• _CHALLENGE_: How many of the lines that follow contain the word "всех"? Give only the number.
·····
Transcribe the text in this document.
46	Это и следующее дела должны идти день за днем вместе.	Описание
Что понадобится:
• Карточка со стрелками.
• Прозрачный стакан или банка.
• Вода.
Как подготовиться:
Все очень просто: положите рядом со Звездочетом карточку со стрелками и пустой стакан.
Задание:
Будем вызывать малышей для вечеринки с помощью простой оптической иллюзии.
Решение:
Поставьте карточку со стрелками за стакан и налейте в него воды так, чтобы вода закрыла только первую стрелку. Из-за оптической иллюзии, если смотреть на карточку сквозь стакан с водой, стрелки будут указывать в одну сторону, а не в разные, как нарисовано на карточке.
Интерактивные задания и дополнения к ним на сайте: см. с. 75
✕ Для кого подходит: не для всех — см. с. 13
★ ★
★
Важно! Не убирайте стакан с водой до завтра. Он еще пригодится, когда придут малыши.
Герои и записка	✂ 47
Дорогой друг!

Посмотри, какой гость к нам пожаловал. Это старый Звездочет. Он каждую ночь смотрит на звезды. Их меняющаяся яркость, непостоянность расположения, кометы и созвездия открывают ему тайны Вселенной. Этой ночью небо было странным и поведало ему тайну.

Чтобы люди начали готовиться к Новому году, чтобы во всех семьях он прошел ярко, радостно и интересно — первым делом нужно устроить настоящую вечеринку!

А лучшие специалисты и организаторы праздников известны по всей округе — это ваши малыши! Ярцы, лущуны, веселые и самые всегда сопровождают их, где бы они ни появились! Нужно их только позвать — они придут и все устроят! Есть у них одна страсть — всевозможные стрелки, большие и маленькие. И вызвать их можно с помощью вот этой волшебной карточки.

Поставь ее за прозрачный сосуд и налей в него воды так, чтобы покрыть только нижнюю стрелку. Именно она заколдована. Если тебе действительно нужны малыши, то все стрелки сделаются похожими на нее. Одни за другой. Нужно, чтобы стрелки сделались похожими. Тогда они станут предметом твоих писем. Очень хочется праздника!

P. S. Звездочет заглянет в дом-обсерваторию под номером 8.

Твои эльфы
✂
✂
·····
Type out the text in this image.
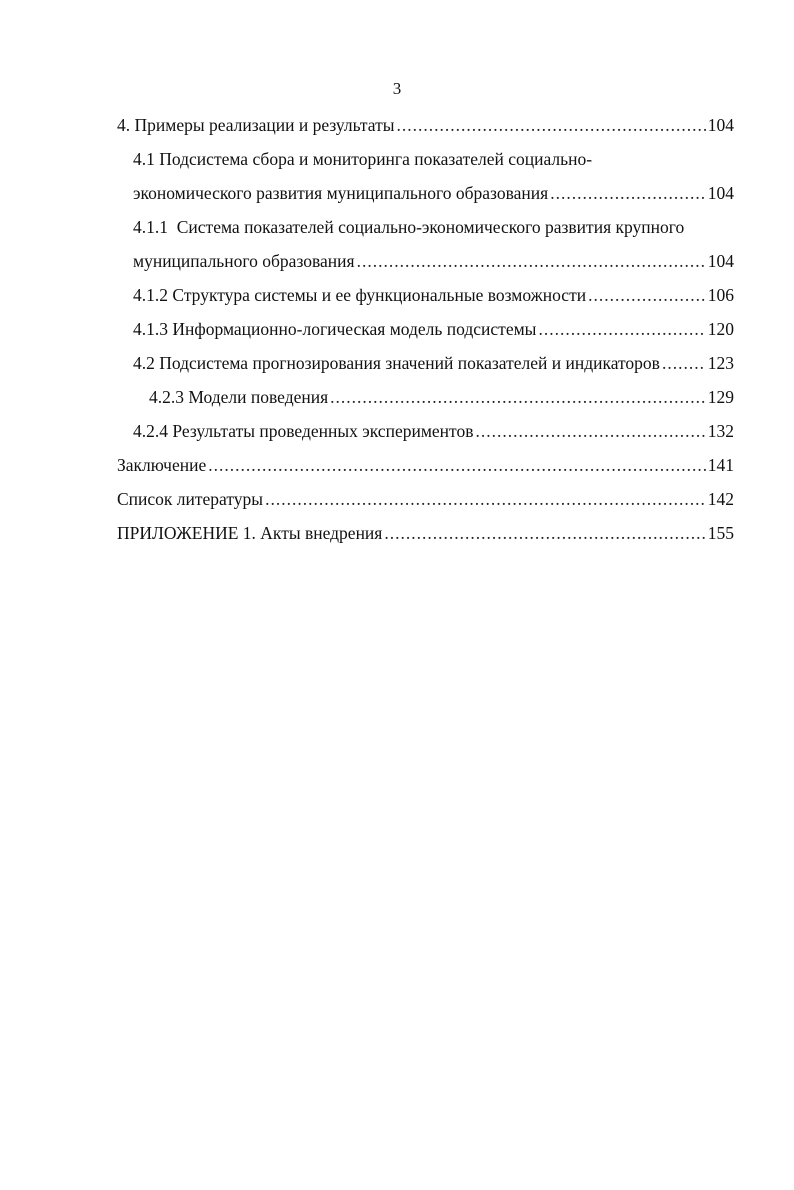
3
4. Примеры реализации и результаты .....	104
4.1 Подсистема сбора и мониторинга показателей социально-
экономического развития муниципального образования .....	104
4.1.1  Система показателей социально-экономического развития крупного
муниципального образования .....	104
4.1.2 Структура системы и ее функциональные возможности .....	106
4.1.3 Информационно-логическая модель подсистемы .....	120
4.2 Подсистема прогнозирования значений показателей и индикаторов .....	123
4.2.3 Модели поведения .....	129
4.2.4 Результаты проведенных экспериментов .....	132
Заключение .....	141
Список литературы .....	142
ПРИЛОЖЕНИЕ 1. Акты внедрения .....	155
·····
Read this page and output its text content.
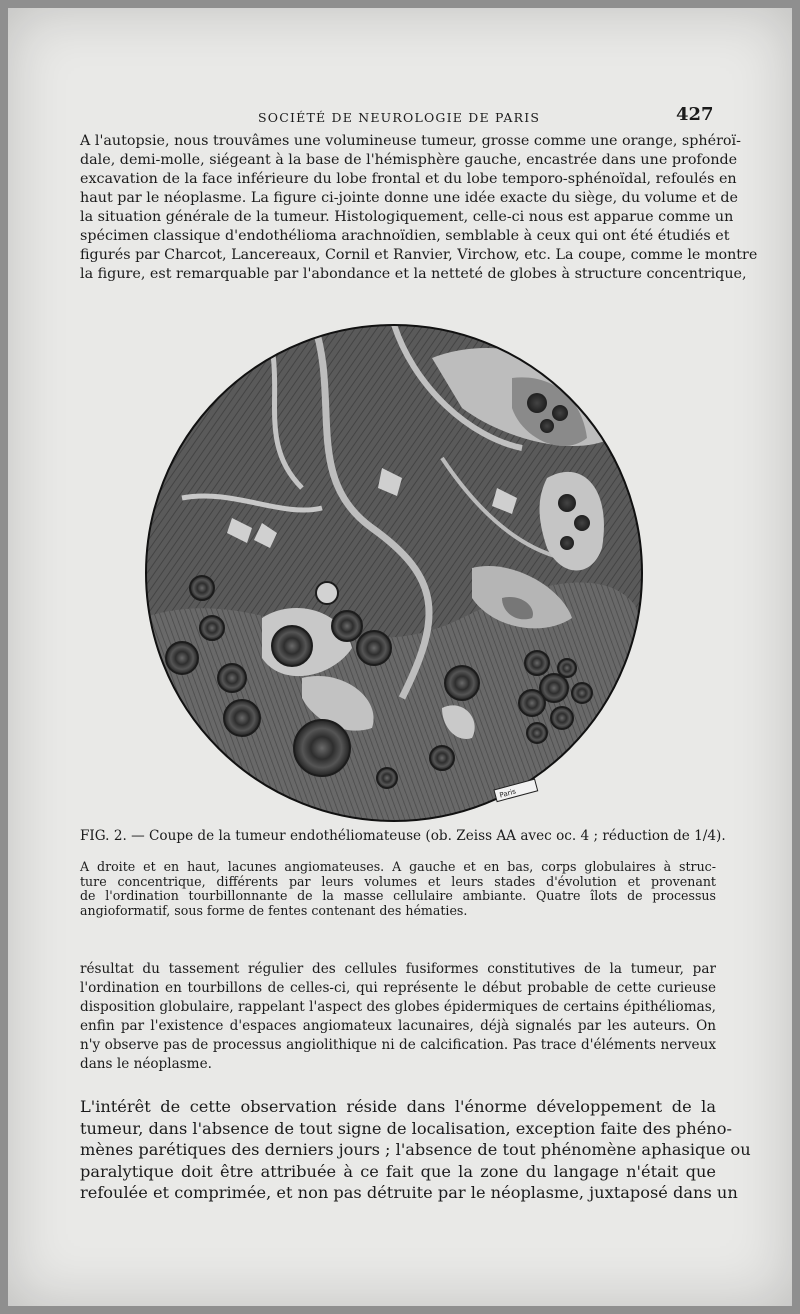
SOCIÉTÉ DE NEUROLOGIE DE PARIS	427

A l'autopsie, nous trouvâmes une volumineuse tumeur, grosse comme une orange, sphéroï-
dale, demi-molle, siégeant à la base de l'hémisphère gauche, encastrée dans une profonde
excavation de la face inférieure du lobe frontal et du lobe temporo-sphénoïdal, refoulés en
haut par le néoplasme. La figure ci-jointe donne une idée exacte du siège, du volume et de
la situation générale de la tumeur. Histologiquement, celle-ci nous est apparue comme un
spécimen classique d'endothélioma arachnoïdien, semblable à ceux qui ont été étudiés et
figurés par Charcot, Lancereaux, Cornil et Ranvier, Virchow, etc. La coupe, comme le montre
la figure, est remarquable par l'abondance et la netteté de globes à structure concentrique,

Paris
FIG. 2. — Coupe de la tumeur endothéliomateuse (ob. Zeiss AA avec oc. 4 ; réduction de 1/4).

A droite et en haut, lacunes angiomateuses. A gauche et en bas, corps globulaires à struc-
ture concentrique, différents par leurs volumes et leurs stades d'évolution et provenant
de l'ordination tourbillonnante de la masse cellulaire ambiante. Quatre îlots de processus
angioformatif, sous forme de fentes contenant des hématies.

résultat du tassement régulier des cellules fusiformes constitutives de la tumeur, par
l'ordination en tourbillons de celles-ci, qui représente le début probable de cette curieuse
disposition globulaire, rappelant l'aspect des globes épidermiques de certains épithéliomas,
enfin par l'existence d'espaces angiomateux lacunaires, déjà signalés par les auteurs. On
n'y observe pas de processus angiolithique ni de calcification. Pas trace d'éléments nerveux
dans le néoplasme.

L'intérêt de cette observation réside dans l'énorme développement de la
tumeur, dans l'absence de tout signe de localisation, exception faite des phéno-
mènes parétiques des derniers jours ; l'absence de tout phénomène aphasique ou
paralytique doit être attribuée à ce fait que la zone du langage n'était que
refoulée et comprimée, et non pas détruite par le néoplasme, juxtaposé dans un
·····
• _SOLUTION TO THIS TASK_: 2